◆ Input rows
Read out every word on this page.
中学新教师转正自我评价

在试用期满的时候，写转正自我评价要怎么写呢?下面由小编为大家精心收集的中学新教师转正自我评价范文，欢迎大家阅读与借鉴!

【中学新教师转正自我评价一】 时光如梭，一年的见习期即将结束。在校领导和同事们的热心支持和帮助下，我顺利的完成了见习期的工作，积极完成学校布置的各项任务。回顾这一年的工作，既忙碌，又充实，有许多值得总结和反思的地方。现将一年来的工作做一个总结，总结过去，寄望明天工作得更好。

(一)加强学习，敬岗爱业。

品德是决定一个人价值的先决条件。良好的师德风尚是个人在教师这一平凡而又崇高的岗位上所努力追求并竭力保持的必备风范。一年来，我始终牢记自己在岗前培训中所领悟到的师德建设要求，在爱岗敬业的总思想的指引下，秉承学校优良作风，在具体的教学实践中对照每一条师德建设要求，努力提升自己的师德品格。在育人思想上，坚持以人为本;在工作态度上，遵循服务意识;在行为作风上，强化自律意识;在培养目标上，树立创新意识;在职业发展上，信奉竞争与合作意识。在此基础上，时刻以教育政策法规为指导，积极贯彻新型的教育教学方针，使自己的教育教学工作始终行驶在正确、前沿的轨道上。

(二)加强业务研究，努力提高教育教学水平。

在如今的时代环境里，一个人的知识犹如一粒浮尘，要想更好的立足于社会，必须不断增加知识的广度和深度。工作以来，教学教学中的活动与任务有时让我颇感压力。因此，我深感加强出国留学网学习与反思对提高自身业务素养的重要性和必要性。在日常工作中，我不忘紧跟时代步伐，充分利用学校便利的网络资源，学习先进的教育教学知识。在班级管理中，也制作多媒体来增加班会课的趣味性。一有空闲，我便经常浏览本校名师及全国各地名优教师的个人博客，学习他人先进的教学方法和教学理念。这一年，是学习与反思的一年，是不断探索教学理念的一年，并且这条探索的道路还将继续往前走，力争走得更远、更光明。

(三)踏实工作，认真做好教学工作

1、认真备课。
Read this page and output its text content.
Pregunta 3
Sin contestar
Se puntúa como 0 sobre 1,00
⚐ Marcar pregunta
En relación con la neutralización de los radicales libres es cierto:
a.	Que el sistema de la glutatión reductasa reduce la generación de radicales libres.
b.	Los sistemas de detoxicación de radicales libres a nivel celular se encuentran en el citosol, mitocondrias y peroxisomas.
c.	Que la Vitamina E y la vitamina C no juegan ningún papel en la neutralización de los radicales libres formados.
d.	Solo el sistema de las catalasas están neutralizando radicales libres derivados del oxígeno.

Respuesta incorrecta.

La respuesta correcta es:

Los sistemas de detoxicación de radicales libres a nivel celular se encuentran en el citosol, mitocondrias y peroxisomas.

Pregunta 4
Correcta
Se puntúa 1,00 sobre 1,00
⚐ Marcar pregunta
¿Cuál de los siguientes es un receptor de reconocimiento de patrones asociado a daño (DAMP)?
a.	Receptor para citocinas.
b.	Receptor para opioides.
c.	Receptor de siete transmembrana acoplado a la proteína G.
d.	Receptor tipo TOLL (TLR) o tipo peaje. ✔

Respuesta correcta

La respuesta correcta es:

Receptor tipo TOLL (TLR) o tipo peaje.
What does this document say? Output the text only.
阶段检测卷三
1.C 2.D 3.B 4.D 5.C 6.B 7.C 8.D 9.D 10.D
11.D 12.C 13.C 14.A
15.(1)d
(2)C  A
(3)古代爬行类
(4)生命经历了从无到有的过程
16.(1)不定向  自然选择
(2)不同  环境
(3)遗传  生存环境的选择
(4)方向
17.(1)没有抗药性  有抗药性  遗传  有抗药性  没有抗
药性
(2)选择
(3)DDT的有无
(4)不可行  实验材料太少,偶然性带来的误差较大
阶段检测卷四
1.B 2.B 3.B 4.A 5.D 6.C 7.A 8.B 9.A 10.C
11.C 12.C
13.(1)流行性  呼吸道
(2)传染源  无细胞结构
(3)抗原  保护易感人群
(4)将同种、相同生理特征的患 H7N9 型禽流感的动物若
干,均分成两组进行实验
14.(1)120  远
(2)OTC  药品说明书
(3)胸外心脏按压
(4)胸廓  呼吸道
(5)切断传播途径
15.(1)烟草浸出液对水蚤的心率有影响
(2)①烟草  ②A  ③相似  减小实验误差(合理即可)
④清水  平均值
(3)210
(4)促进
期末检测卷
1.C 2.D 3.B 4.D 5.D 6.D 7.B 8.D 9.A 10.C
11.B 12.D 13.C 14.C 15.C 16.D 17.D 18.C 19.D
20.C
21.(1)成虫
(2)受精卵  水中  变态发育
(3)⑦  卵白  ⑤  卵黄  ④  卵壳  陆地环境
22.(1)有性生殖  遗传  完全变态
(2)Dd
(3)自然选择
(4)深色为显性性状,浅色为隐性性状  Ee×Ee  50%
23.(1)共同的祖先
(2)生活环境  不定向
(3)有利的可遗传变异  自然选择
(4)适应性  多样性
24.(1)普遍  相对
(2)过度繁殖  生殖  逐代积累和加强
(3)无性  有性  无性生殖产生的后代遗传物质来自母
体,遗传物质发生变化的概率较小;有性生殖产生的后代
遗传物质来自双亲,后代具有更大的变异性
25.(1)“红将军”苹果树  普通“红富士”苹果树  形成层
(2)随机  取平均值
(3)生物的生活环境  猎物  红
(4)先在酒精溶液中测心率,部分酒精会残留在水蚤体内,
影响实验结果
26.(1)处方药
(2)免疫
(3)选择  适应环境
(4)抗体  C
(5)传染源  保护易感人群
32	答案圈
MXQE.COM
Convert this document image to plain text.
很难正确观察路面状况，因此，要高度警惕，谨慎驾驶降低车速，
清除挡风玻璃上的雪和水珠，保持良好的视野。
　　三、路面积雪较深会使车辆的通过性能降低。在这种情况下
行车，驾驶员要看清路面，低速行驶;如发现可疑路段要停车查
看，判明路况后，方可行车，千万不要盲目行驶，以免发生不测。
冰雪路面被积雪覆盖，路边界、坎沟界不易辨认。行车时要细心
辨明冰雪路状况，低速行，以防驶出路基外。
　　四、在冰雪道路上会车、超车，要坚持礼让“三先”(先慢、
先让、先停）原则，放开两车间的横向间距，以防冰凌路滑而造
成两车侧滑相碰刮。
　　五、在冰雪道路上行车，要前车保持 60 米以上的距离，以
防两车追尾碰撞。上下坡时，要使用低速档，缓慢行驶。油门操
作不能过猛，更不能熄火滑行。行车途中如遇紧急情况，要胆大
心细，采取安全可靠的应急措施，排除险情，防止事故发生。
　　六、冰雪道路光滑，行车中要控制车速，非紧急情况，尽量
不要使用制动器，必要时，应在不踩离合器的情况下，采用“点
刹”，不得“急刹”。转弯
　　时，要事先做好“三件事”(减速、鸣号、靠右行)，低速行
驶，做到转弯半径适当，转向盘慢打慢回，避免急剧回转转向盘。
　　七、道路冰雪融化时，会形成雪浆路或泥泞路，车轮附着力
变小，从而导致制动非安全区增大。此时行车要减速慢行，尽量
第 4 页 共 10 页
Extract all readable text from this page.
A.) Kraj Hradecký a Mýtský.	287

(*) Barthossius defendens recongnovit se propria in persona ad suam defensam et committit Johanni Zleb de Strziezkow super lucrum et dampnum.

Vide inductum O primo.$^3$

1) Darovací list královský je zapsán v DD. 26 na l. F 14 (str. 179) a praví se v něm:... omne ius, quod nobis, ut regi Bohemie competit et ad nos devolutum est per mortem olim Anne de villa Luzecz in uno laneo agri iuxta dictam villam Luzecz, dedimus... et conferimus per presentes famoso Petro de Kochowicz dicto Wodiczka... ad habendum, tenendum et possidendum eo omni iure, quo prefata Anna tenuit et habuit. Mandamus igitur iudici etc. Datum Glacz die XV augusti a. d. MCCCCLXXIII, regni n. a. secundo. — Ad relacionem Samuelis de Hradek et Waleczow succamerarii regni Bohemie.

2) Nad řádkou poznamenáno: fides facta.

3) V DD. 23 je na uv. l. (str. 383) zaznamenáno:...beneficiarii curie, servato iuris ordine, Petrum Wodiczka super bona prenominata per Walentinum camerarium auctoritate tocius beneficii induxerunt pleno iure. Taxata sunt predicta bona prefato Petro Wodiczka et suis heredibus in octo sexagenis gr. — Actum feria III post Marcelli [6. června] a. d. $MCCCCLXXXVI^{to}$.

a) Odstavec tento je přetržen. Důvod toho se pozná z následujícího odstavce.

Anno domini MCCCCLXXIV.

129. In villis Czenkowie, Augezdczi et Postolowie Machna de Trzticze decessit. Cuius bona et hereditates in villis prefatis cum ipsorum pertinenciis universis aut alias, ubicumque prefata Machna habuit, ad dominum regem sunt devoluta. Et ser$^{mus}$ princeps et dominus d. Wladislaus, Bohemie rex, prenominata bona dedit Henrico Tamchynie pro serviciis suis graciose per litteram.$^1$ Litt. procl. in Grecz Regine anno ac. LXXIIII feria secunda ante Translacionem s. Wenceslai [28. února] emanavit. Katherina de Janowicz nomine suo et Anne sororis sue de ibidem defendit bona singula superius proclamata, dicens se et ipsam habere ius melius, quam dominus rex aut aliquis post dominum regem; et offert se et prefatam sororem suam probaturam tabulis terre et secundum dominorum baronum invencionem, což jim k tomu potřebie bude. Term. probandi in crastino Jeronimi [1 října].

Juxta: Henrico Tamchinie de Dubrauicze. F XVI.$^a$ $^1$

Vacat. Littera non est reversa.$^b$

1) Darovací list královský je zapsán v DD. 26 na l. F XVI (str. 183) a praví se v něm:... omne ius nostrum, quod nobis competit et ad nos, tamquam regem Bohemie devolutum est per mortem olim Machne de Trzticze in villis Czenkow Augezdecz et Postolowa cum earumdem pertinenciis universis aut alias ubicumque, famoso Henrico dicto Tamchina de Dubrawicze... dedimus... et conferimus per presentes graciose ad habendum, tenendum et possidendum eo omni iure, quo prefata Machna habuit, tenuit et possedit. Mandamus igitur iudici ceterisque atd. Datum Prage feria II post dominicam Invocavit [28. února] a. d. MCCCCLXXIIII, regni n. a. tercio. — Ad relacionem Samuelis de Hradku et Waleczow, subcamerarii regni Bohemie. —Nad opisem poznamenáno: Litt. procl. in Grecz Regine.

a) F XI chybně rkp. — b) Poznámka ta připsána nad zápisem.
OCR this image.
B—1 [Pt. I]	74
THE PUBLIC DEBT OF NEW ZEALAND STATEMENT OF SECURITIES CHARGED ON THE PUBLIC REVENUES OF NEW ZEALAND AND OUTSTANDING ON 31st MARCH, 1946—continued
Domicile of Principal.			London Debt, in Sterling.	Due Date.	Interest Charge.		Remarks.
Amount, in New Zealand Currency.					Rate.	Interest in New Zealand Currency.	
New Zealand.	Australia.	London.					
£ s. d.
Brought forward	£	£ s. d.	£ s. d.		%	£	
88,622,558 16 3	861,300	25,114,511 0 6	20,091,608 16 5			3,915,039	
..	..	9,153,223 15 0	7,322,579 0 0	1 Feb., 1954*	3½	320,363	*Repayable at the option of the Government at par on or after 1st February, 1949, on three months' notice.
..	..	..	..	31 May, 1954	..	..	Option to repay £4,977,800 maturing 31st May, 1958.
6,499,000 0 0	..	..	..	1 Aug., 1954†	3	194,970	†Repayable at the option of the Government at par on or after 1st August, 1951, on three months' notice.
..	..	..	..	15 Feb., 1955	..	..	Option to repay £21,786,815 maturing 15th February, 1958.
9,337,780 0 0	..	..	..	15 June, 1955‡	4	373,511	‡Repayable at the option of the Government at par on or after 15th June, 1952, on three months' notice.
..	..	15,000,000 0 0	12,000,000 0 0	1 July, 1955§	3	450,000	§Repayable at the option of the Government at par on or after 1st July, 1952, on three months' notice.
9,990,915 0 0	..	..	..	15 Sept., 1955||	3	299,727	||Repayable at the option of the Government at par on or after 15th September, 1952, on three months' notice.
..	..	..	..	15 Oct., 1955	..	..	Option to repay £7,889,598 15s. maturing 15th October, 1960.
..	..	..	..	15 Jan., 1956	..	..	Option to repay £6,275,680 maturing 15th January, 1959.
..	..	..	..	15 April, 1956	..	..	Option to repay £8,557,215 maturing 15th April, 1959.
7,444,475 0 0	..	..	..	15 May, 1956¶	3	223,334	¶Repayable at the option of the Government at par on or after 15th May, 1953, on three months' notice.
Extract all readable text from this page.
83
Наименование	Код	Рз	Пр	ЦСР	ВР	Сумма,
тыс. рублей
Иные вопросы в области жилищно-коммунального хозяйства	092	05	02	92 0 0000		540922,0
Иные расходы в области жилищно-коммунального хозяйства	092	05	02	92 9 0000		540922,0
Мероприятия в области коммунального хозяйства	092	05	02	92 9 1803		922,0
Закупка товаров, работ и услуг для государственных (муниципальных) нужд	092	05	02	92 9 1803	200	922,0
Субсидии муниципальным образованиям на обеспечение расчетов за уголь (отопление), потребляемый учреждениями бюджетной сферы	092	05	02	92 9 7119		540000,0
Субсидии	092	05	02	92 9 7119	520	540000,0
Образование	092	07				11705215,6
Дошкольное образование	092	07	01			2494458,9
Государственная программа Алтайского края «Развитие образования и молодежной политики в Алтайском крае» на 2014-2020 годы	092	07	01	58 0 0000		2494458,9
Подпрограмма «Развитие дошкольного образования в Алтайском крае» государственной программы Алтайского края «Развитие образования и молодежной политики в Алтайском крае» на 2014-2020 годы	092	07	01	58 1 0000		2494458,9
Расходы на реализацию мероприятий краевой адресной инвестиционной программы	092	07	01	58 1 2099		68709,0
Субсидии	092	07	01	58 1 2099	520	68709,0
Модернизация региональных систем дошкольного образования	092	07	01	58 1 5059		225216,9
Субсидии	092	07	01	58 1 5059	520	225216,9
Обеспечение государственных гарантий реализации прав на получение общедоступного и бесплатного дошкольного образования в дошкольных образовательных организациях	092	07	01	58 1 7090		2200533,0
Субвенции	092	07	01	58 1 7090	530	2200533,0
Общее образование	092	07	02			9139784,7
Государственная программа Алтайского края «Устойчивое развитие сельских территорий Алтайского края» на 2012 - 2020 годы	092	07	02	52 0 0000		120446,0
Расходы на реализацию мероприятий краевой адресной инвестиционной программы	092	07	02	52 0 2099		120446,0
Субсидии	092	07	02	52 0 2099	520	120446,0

◆ Objective
Reply with the number of lines in the data that include the string "Grecz" and nothing else.

◆ Reply
2